(Image region annotations)
________________________

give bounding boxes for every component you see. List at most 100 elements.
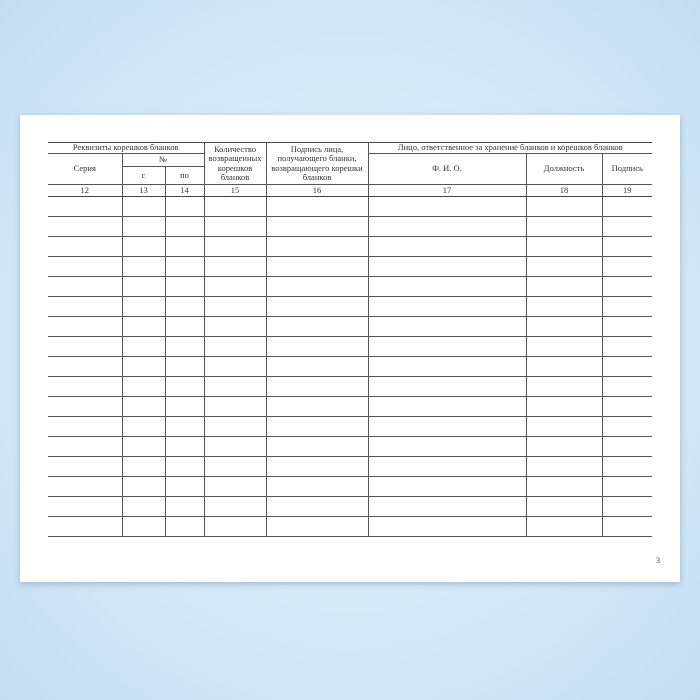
table-cell[interactable] (601, 396, 653, 417)
table-cell[interactable] (203, 316, 267, 337)
table-cell[interactable] (367, 336, 527, 357)
table-cell[interactable] (164, 356, 205, 377)
table-cell[interactable] (121, 356, 166, 377)
table-cell[interactable] (525, 216, 603, 237)
table-cell[interactable] (601, 256, 653, 277)
table-cell[interactable] (367, 396, 527, 417)
table-cell[interactable] (48, 276, 123, 297)
table-cell[interactable] (601, 456, 653, 477)
table-cell[interactable] (601, 496, 653, 517)
table-cell[interactable] (525, 236, 603, 257)
table-cell[interactable] (203, 336, 267, 357)
table-cell[interactable] (265, 296, 369, 317)
table-cell[interactable] (367, 316, 527, 337)
table-cell[interactable] (525, 336, 603, 357)
table-cell[interactable] (121, 376, 166, 397)
table-cell[interactable] (265, 396, 369, 417)
table-cell[interactable] (601, 416, 653, 437)
table-cell[interactable] (601, 196, 653, 217)
table-cell[interactable] (265, 196, 369, 217)
table-cell[interactable] (48, 456, 123, 477)
table-cell[interactable] (265, 216, 369, 237)
table-cell[interactable] (265, 456, 369, 477)
table-cell[interactable] (121, 276, 166, 297)
table-cell[interactable] (121, 496, 166, 517)
table-cell[interactable] (164, 276, 205, 297)
table-cell[interactable] (367, 276, 527, 297)
table-cell[interactable] (203, 196, 267, 217)
table-cell[interactable] (203, 236, 267, 257)
table-cell[interactable] (121, 236, 166, 257)
table-cell[interactable] (164, 236, 205, 257)
table-cell[interactable] (601, 336, 653, 357)
table-cell[interactable] (265, 276, 369, 297)
table-cell[interactable] (265, 476, 369, 497)
table-cell[interactable] (121, 196, 166, 217)
table-cell[interactable] (367, 476, 527, 497)
table-cell[interactable] (265, 256, 369, 277)
table-cell[interactable] (203, 416, 267, 437)
table-cell[interactable] (525, 436, 603, 457)
table-cell[interactable] (164, 516, 205, 537)
table-cell[interactable] (121, 296, 166, 317)
table-cell[interactable] (203, 476, 267, 497)
table-cell[interactable] (367, 236, 527, 257)
table-cell[interactable] (203, 296, 267, 317)
table-cell[interactable] (121, 336, 166, 357)
table-cell[interactable] (203, 276, 267, 297)
table-cell[interactable] (601, 276, 653, 297)
table-cell[interactable] (164, 496, 205, 517)
table-cell[interactable] (203, 356, 267, 377)
table-cell[interactable] (265, 436, 369, 457)
table-cell[interactable] (121, 396, 166, 417)
table-cell[interactable] (121, 436, 166, 457)
table-cell[interactable] (48, 336, 123, 357)
table-cell[interactable] (265, 236, 369, 257)
table-cell[interactable] (164, 376, 205, 397)
table-cell[interactable] (525, 256, 603, 277)
table-cell[interactable] (525, 316, 603, 337)
table-cell[interactable] (601, 236, 653, 257)
table-cell[interactable] (525, 276, 603, 297)
table-cell[interactable] (121, 476, 166, 497)
table-cell[interactable] (164, 296, 205, 317)
table-cell[interactable] (525, 196, 603, 217)
table-cell[interactable] (48, 296, 123, 317)
table-cell[interactable] (48, 376, 123, 397)
table-cell[interactable] (525, 416, 603, 437)
table-cell[interactable] (48, 316, 123, 337)
table-cell[interactable] (525, 476, 603, 497)
table-cell[interactable] (164, 256, 205, 277)
table-cell[interactable] (121, 516, 166, 537)
table-cell[interactable] (265, 496, 369, 517)
table-cell[interactable] (601, 356, 653, 377)
table-cell[interactable] (367, 256, 527, 277)
table-cell[interactable] (48, 356, 123, 377)
table-cell[interactable] (203, 256, 267, 277)
table-cell[interactable] (48, 396, 123, 417)
table-cell[interactable] (601, 436, 653, 457)
table-cell[interactable] (164, 436, 205, 457)
table-cell[interactable] (525, 396, 603, 417)
table-cell[interactable] (121, 416, 166, 437)
table-cell[interactable] (121, 216, 166, 237)
table-cell[interactable] (48, 216, 123, 237)
table-cell[interactable] (265, 316, 369, 337)
table-cell[interactable] (48, 476, 123, 497)
table-cell[interactable] (367, 456, 527, 477)
table-cell[interactable] (164, 316, 205, 337)
table-cell[interactable] (601, 216, 653, 237)
table-cell[interactable] (525, 496, 603, 517)
table-cell[interactable] (525, 376, 603, 397)
table-cell[interactable] (48, 516, 123, 537)
table-cell[interactable] (164, 336, 205, 357)
table-cell[interactable] (367, 496, 527, 517)
table-cell[interactable] (48, 416, 123, 437)
table-cell[interactable] (203, 456, 267, 477)
table-cell[interactable] (121, 256, 166, 277)
table-cell[interactable] (525, 516, 603, 537)
table-cell[interactable] (164, 476, 205, 497)
table-cell[interactable] (601, 316, 653, 337)
table-cell[interactable] (525, 296, 603, 317)
table-cell[interactable] (164, 396, 205, 417)
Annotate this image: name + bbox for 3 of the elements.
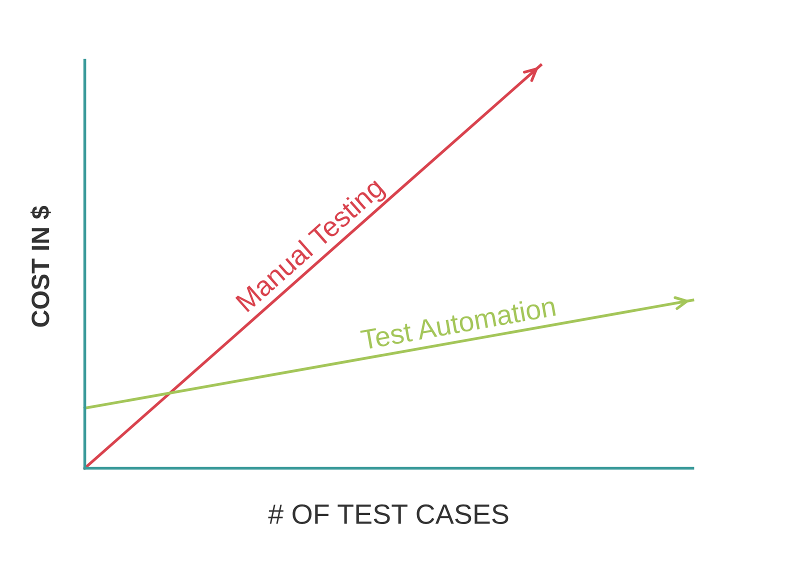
text: Test Automation (360, 296, 556, 350)
y-axis-title: COST IN $ (30, 206, 51, 327)
x-axis-title: # OF TEST CASES (268, 504, 508, 524)
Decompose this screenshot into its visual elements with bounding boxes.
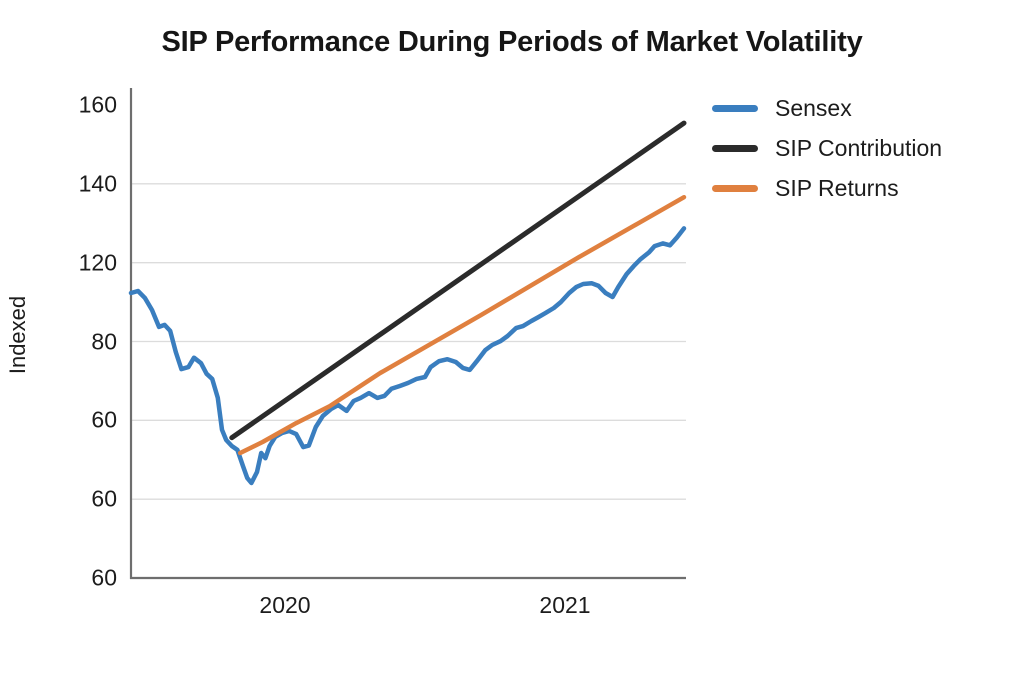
legend-swatch-icon [712,184,758,192]
legend: Sensex SIP Contribution SIP Returns [712,88,942,208]
y-tick-label: 80 [91,328,117,354]
legend-label: Sensex [775,94,852,121]
legend-item: SIP Contribution [712,128,942,168]
x-tick-label: 2021 [539,592,591,618]
series-line-sensex [128,226,687,486]
y-tick-label: 120 [78,249,117,276]
y-tick-label: 60 [91,406,117,433]
legend-item: Sensex [712,88,942,128]
y-tick-label: 60 [91,485,117,512]
x-tick-label: 2020 [259,592,311,618]
legend-label: SIP Contribution [775,134,943,161]
legend-item: SIP Returns [712,168,942,208]
y-tick-label: 60 [91,564,117,591]
legend-swatch-icon [712,144,758,152]
series-line-sip-contribution [229,120,687,441]
legend-swatch-icon [712,104,758,112]
legend-label: SIP Returns [775,174,899,201]
y-tick-label: 160 [78,91,117,118]
y-tick-label: 140 [78,170,117,197]
chart-title: SIP Performance During Periods of Market… [161,26,863,58]
series-line-sip-returns [237,194,687,456]
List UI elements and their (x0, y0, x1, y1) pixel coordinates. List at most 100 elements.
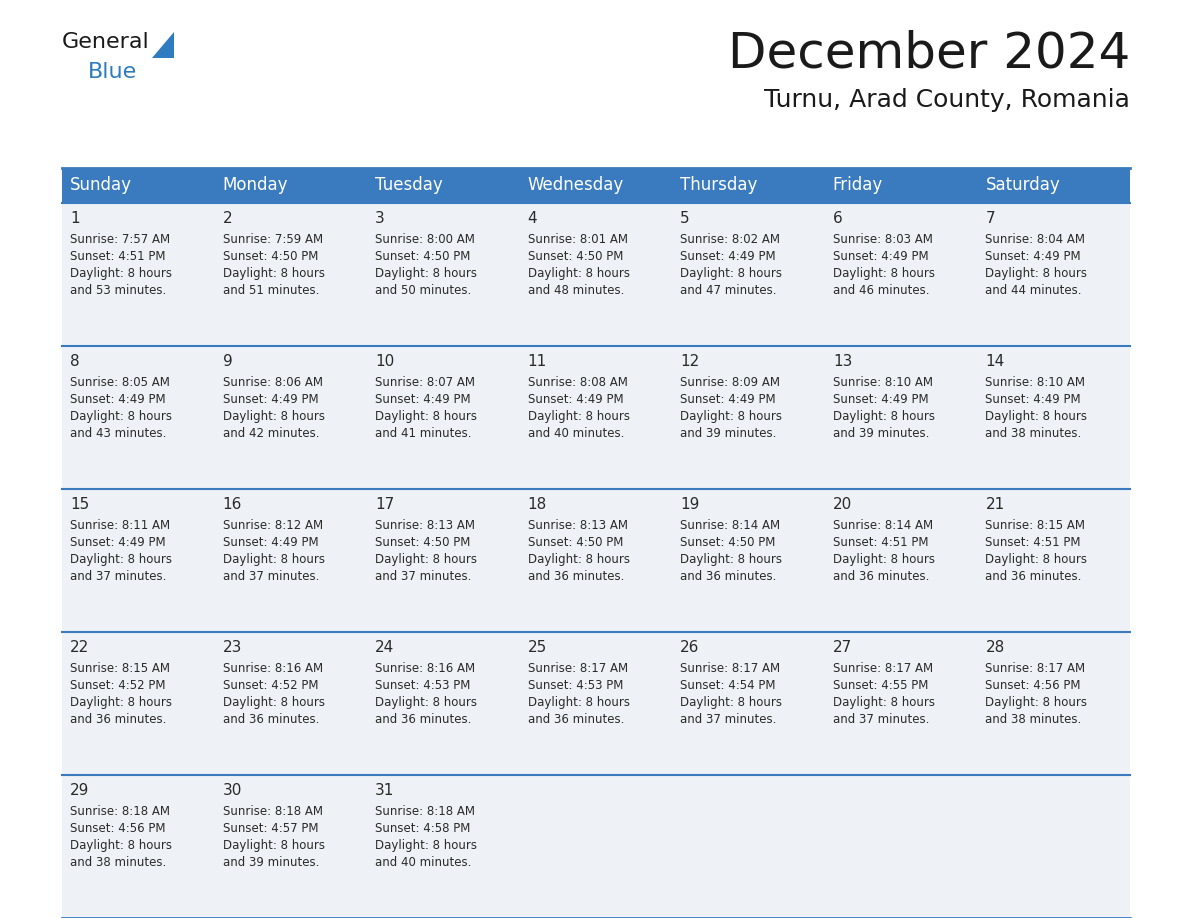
Text: Sunrise: 8:12 AM: Sunrise: 8:12 AM (222, 519, 323, 532)
Text: 4: 4 (527, 211, 537, 226)
Text: Daylight: 8 hours: Daylight: 8 hours (222, 410, 324, 423)
Bar (978, 632, 1130, 775)
Text: and 40 minutes.: and 40 minutes. (375, 856, 472, 869)
Text: Sunrise: 8:03 AM: Sunrise: 8:03 AM (833, 233, 933, 246)
Text: 3: 3 (375, 211, 385, 226)
Text: Sunset: 4:53 PM: Sunset: 4:53 PM (527, 679, 623, 692)
Text: 14: 14 (985, 354, 1005, 369)
Text: 25: 25 (527, 640, 546, 655)
Text: 16: 16 (222, 497, 242, 512)
Bar (215, 489, 367, 632)
Text: and 36 minutes.: and 36 minutes. (833, 570, 929, 583)
Text: Sunrise: 8:17 AM: Sunrise: 8:17 AM (681, 662, 781, 675)
Text: 30: 30 (222, 783, 242, 798)
Text: and 44 minutes.: and 44 minutes. (985, 284, 1082, 297)
Text: Sunset: 4:50 PM: Sunset: 4:50 PM (222, 250, 318, 263)
Bar (215, 168, 367, 203)
Text: 1: 1 (70, 211, 80, 226)
Text: and 50 minutes.: and 50 minutes. (375, 284, 472, 297)
Text: Sunset: 4:49 PM: Sunset: 4:49 PM (70, 393, 165, 406)
Text: and 36 minutes.: and 36 minutes. (985, 570, 1082, 583)
Text: Sunrise: 8:01 AM: Sunrise: 8:01 AM (527, 233, 627, 246)
Text: Sunset: 4:55 PM: Sunset: 4:55 PM (833, 679, 928, 692)
Text: Sunset: 4:49 PM: Sunset: 4:49 PM (222, 536, 318, 549)
Bar (62, 632, 215, 775)
Text: Sunset: 4:49 PM: Sunset: 4:49 PM (527, 393, 624, 406)
Text: Sunset: 4:49 PM: Sunset: 4:49 PM (375, 393, 470, 406)
Text: Sunrise: 8:16 AM: Sunrise: 8:16 AM (222, 662, 323, 675)
Text: and 36 minutes.: and 36 minutes. (70, 713, 166, 726)
Text: Sunset: 4:56 PM: Sunset: 4:56 PM (70, 822, 165, 835)
Text: Daylight: 8 hours: Daylight: 8 hours (833, 553, 935, 566)
Bar (215, 346, 367, 489)
Text: 26: 26 (681, 640, 700, 655)
Text: 13: 13 (833, 354, 852, 369)
Bar (62, 203, 215, 346)
Bar (367, 632, 519, 775)
Text: Sunset: 4:54 PM: Sunset: 4:54 PM (681, 679, 776, 692)
Text: Sunrise: 8:05 AM: Sunrise: 8:05 AM (70, 376, 170, 389)
Text: Sunrise: 8:02 AM: Sunrise: 8:02 AM (681, 233, 781, 246)
Text: 17: 17 (375, 497, 394, 512)
Text: Sunrise: 8:04 AM: Sunrise: 8:04 AM (985, 233, 1086, 246)
Text: Sunset: 4:56 PM: Sunset: 4:56 PM (985, 679, 1081, 692)
Text: Sunrise: 8:17 AM: Sunrise: 8:17 AM (527, 662, 627, 675)
Text: Sunset: 4:49 PM: Sunset: 4:49 PM (985, 250, 1081, 263)
Bar (215, 775, 367, 918)
Text: Saturday: Saturday (985, 176, 1060, 195)
Text: Sunset: 4:53 PM: Sunset: 4:53 PM (375, 679, 470, 692)
Text: and 43 minutes.: and 43 minutes. (70, 427, 166, 440)
Text: Sunset: 4:52 PM: Sunset: 4:52 PM (222, 679, 318, 692)
Text: and 37 minutes.: and 37 minutes. (833, 713, 929, 726)
Text: Friday: Friday (833, 176, 883, 195)
Text: Sunset: 4:50 PM: Sunset: 4:50 PM (527, 536, 623, 549)
Text: Sunset: 4:51 PM: Sunset: 4:51 PM (70, 250, 165, 263)
Bar (367, 775, 519, 918)
Text: Daylight: 8 hours: Daylight: 8 hours (70, 267, 172, 280)
Text: and 38 minutes.: and 38 minutes. (70, 856, 166, 869)
Text: Sunrise: 8:18 AM: Sunrise: 8:18 AM (375, 805, 475, 818)
Text: Daylight: 8 hours: Daylight: 8 hours (681, 410, 782, 423)
Text: 9: 9 (222, 354, 233, 369)
Text: Sunrise: 8:10 AM: Sunrise: 8:10 AM (985, 376, 1086, 389)
Text: Sunrise: 8:14 AM: Sunrise: 8:14 AM (833, 519, 933, 532)
Text: Daylight: 8 hours: Daylight: 8 hours (527, 553, 630, 566)
Text: and 37 minutes.: and 37 minutes. (681, 713, 777, 726)
Text: Sunset: 4:49 PM: Sunset: 4:49 PM (681, 250, 776, 263)
Text: Sunrise: 8:18 AM: Sunrise: 8:18 AM (70, 805, 170, 818)
Bar (824, 489, 978, 632)
Text: Sunrise: 8:14 AM: Sunrise: 8:14 AM (681, 519, 781, 532)
Polygon shape (152, 32, 173, 58)
Text: Sunrise: 8:15 AM: Sunrise: 8:15 AM (70, 662, 170, 675)
Text: Sunrise: 8:07 AM: Sunrise: 8:07 AM (375, 376, 475, 389)
Text: Daylight: 8 hours: Daylight: 8 hours (985, 696, 1087, 709)
Text: 23: 23 (222, 640, 242, 655)
Text: Blue: Blue (88, 62, 138, 82)
Text: Sunrise: 8:11 AM: Sunrise: 8:11 AM (70, 519, 170, 532)
Text: and 37 minutes.: and 37 minutes. (222, 570, 318, 583)
Bar (367, 346, 519, 489)
Text: Sunrise: 8:15 AM: Sunrise: 8:15 AM (985, 519, 1086, 532)
Text: Daylight: 8 hours: Daylight: 8 hours (681, 696, 782, 709)
Bar (672, 632, 824, 775)
Text: Sunrise: 8:13 AM: Sunrise: 8:13 AM (527, 519, 627, 532)
Text: Daylight: 8 hours: Daylight: 8 hours (375, 696, 478, 709)
Text: Sunset: 4:49 PM: Sunset: 4:49 PM (833, 250, 929, 263)
Text: Daylight: 8 hours: Daylight: 8 hours (222, 553, 324, 566)
Text: 2: 2 (222, 211, 232, 226)
Bar (519, 346, 672, 489)
Text: Sunset: 4:52 PM: Sunset: 4:52 PM (70, 679, 165, 692)
Text: and 38 minutes.: and 38 minutes. (985, 427, 1082, 440)
Text: Sunrise: 7:57 AM: Sunrise: 7:57 AM (70, 233, 170, 246)
Text: and 39 minutes.: and 39 minutes. (681, 427, 777, 440)
Text: Sunset: 4:51 PM: Sunset: 4:51 PM (985, 536, 1081, 549)
Text: Daylight: 8 hours: Daylight: 8 hours (985, 553, 1087, 566)
Text: Wednesday: Wednesday (527, 176, 624, 195)
Bar (62, 346, 215, 489)
Text: Daylight: 8 hours: Daylight: 8 hours (375, 839, 478, 852)
Text: Daylight: 8 hours: Daylight: 8 hours (833, 696, 935, 709)
Text: 22: 22 (70, 640, 89, 655)
Bar (62, 168, 215, 203)
Bar (62, 489, 215, 632)
Text: Sunrise: 8:17 AM: Sunrise: 8:17 AM (833, 662, 933, 675)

________________________

> TASK:
Print the lines of the listing verbatim, starting with the line that contains "Text: Sunrise: 8:12" and continuing through the line that contains "Text: 30: 30 (222, 783, 242, 798)".

> CORRECT ANSWER:
Text: Sunrise: 8:12 AM: Sunrise: 8:12 AM (222, 519, 323, 532)
Text: 4: 4 (527, 211, 537, 226)
Text: Daylight: 8 hours: Daylight: 8 hours (222, 410, 324, 423)
Bar (978, 632, 1130, 775)
Text: and 40 minutes.: and 40 minutes. (375, 856, 472, 869)
Text: Sunrise: 8:03 AM: Sunrise: 8:03 AM (833, 233, 933, 246)
Text: 3: 3 (375, 211, 385, 226)
Text: Sunset: 4:53 PM: Sunset: 4:53 PM (527, 679, 623, 692)
Text: 14: 14 (985, 354, 1005, 369)
Text: 25: 25 (527, 640, 546, 655)
Text: 16: 16 (222, 497, 242, 512)
Bar (215, 489, 367, 632)
Text: and 36 minutes.: and 36 minutes. (833, 570, 929, 583)
Text: Sunrise: 8:17 AM: Sunrise: 8:17 AM (681, 662, 781, 675)
Text: 30: 30 (222, 783, 242, 798)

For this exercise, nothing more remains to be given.